WHAT IS NEEDED:
How many lines hold the string "function"? Give only the number.

DATA SHOWN:
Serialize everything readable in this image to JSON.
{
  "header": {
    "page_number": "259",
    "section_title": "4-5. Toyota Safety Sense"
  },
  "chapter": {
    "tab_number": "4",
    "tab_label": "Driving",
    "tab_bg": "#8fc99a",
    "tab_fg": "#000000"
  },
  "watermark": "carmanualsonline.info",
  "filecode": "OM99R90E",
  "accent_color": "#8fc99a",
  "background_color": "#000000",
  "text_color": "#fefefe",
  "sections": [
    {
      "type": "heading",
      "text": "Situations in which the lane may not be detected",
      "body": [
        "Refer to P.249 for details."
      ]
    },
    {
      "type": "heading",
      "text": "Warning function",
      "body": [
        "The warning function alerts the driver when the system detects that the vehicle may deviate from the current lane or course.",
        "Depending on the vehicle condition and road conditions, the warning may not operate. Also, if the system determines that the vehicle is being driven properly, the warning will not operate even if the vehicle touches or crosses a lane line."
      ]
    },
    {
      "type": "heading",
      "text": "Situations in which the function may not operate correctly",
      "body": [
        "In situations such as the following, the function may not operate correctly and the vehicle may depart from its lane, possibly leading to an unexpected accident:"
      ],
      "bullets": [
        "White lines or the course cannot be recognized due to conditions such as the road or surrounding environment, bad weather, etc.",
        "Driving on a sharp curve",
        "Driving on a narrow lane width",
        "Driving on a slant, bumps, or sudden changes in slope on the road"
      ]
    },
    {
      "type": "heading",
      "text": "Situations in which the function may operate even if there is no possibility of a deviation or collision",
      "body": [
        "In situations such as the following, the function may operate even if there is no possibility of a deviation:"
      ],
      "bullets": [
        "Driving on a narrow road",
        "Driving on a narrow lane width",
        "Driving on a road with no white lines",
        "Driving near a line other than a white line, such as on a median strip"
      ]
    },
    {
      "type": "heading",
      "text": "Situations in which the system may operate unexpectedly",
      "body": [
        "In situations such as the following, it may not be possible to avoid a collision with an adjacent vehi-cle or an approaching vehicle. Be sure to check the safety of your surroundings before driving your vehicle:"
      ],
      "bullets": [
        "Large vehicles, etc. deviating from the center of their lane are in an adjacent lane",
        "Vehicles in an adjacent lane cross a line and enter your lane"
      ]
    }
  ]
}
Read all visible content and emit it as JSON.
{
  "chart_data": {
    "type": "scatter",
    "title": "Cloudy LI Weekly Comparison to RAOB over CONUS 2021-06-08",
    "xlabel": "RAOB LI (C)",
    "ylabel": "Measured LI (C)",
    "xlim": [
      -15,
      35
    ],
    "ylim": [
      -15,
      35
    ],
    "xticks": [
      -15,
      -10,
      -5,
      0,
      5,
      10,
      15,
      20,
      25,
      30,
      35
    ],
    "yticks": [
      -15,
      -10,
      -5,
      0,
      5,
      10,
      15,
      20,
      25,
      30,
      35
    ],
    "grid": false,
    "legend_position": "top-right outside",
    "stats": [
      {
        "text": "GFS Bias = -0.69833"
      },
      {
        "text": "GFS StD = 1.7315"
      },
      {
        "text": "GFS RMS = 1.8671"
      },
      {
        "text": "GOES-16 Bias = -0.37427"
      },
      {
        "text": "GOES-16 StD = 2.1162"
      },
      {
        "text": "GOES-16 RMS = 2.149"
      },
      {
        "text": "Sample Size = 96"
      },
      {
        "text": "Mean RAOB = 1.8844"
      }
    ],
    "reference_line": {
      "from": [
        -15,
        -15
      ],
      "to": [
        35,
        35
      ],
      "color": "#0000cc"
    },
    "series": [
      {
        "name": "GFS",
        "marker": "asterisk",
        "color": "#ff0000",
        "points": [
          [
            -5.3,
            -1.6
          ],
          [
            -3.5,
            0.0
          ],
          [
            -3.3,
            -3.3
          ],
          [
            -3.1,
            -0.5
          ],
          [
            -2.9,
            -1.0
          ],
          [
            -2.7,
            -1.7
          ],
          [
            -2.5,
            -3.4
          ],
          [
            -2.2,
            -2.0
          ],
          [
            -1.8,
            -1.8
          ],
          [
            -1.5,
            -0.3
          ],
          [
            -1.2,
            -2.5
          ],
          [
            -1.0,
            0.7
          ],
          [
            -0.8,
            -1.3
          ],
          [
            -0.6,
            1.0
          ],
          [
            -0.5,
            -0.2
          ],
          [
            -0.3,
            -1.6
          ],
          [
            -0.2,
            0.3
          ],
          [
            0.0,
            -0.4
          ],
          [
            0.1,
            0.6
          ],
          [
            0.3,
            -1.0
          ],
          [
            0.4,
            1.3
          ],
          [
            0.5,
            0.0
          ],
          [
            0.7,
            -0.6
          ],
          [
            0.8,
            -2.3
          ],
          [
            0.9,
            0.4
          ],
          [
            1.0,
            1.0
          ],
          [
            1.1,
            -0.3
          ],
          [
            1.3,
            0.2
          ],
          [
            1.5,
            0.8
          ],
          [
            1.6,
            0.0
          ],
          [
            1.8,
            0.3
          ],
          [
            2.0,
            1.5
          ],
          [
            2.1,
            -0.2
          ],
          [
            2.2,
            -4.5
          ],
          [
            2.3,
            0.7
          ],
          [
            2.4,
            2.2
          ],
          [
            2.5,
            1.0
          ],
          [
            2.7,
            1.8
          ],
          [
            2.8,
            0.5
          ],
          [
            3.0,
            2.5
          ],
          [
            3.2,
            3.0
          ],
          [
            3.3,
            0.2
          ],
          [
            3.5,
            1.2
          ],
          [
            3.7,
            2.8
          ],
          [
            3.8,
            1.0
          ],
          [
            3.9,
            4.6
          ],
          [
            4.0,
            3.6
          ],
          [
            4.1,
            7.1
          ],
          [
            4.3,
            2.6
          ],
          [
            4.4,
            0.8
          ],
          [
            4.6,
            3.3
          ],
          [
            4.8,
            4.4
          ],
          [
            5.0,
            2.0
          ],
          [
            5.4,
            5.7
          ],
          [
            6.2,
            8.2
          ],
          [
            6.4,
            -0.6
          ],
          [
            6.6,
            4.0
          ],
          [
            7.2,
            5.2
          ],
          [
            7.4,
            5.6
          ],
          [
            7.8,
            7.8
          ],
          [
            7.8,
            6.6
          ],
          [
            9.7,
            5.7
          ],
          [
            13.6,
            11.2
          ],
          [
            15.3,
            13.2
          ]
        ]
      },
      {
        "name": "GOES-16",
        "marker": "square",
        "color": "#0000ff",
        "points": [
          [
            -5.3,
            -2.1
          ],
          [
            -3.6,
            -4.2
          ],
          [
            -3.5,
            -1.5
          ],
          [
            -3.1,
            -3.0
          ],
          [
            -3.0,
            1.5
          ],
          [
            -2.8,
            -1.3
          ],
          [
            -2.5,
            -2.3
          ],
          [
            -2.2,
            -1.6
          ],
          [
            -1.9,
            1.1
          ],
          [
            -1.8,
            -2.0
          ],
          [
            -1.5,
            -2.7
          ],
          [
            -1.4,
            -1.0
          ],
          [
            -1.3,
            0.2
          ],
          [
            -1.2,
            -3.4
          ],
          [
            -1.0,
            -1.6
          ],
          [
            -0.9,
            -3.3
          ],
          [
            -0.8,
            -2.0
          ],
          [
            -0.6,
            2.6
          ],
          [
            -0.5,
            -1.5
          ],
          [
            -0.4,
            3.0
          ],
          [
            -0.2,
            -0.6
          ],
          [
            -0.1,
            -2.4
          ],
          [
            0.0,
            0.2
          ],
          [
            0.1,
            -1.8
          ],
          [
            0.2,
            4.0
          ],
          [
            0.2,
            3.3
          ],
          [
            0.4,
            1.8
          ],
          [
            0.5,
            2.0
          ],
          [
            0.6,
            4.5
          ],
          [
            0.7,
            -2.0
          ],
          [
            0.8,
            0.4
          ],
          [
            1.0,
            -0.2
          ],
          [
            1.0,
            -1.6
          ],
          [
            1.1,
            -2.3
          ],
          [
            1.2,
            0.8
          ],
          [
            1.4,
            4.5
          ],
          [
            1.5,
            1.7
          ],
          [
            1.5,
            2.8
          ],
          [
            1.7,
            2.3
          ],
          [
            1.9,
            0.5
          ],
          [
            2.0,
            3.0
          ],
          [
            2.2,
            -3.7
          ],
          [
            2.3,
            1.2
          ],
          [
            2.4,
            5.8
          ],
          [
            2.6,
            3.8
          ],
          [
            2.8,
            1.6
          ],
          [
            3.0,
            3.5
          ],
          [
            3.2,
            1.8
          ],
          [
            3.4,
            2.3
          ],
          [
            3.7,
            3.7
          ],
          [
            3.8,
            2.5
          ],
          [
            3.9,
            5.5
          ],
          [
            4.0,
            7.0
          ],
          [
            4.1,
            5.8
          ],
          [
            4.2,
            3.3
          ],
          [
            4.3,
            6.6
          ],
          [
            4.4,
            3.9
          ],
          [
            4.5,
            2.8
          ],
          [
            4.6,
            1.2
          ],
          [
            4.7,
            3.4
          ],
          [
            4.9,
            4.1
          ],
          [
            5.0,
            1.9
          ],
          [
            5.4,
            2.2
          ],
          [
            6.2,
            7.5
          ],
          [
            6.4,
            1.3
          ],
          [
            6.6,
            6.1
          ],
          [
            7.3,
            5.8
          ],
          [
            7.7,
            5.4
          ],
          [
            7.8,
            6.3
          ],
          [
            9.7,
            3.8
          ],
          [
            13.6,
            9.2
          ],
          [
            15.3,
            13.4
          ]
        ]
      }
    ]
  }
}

OUTPUT FOR THIS TASK:
6